Это нам отсюда так кажется. Средние тиражи поэтических книг в 1910-е годы – триста экземпляров. Знаменитый мандельштамовский «Камень» вышел тремястами экземплярами. Правда, потом было еще издание тиражом побольше. Это нам сейчас мнится, поскольку мы читаем-то мемуары самих героев, что так все и кипело: кафе поэтов, шествия с морковкой в петлице, диспуты, литературные скандалы. А было не больше, чем тусовок, которые нынче Цветков с Файзовым устраивают. Ну, потом кто-нибудь переживет всех и тоже напишет: «Вечер в “Пирогах”, вечер на “Даче”, фестиваль, парад лауреатов…»
Может, это уже «расширение судьбы», выход из собственно биографического контекста к социокультурному, историко-культурному?
Да выходи сколько угодно. Остается из времени и из судьбы – только то, что осталось в твоих стихах. Проходит время, и остается только текст. Ну какое нам с вами дело, что Соломон Давидович был царь? Нам важно, что он написал великую «Песнь Песней». Так что для дебюта – ну, привлечь внимание аудитории, это можно понять. Беда в том, что прирастает маска. И остается маска, а стихов нет. Поэт должен быть весь сосредоточен на своих стихах. И если мимоходом, заодно, он может, прихрамывая, где-то там повоевать за греков, как Байрон, – то пожалуйста. Но, к сожалению, чаще в этот свисток весь пар-то и уходит.
Продолжает ли в наше время быть актуальным то, что поэта формирует трагедия? Или к современному поэту это уже не имеет отношения?
Ну почему его должна обязательно формировать трагедия? Например, Мандельштама сформировала – человека с трагической судьбой – не трагедия. Он сам трагедию эту вызвал, и гораздо позже. Ему она необходима была, чтоб чувствовать себя человеком в трагическое время. Можно ли считать трагедией Пастернака историю с «Доктором Живаго»? Да ее могло и вовсе не быть, это глупость государственная. К тому же он к этому времени почти все написал. А трагедия Пушкина? Почитать пушкинистов, так главным событием его жизни была эта дуэль. Но у него дуэлей и до того хватало. И не думаю, что он за трагедией гонялся. Вот спросите кого угодно, что случилось в России 14 декабря 1825 года, и вам закричат: «Восстание декабристов!» А по мне другое: в этот день Пушкин «Графа Нулина» у себя в деревне дописал. Ну да, «бывают странные сближенья».

::::::::::

### Цель упражнения
Соответствуют ли исходному тексту утверждения 1. Средний тираж поэтических книг в 1910-е годы составлял триста экземпляров. 2. «Камень» Мандельштама больше не переиздавался. 3. Ко времени истории с «Доктором Живаго» Пастернак написал лишь малую часть своих произведений. Ответьте на каждое «да» или «нет» и дословно процитируйте решающие слова текста. Приведённые далее записи для работы с текстом не нужны.

::::::::::

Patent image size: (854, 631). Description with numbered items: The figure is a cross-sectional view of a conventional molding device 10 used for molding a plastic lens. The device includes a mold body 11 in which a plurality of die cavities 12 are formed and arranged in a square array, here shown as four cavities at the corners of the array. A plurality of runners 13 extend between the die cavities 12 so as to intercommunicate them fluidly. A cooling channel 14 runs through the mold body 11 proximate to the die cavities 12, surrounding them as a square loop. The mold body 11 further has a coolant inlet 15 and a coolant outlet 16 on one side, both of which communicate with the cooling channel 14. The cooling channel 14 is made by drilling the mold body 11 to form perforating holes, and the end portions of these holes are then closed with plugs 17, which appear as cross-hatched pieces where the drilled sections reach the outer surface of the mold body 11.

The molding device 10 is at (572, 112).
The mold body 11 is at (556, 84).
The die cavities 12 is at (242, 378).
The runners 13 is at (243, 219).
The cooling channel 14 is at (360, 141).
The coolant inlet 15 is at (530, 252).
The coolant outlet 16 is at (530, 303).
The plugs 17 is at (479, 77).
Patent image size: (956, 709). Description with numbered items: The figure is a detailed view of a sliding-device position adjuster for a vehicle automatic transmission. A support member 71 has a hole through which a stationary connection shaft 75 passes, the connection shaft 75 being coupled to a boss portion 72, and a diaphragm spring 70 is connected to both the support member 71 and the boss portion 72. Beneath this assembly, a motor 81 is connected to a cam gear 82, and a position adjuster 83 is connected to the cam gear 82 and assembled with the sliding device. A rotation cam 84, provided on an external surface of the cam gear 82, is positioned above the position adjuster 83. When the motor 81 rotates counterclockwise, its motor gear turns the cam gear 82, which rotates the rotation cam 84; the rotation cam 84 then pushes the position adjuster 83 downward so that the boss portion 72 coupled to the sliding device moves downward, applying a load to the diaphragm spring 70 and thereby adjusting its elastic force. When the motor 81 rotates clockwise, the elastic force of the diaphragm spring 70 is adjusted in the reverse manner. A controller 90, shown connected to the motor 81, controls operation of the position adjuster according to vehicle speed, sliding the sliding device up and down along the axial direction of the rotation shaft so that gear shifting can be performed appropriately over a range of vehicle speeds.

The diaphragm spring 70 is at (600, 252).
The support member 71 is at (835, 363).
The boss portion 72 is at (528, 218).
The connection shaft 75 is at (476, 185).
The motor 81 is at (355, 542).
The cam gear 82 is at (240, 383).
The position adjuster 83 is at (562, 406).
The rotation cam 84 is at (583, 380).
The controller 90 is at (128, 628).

::::::::::

### Ответ к упражнению
1. Да: «Средние тиражи поэтических книг в 1910-е годы – триста экземпляров».
2. Нет: «Правда, потом было еще издание тиражом побольше».
3. Нет: «К тому же он к этому времени почти все написал».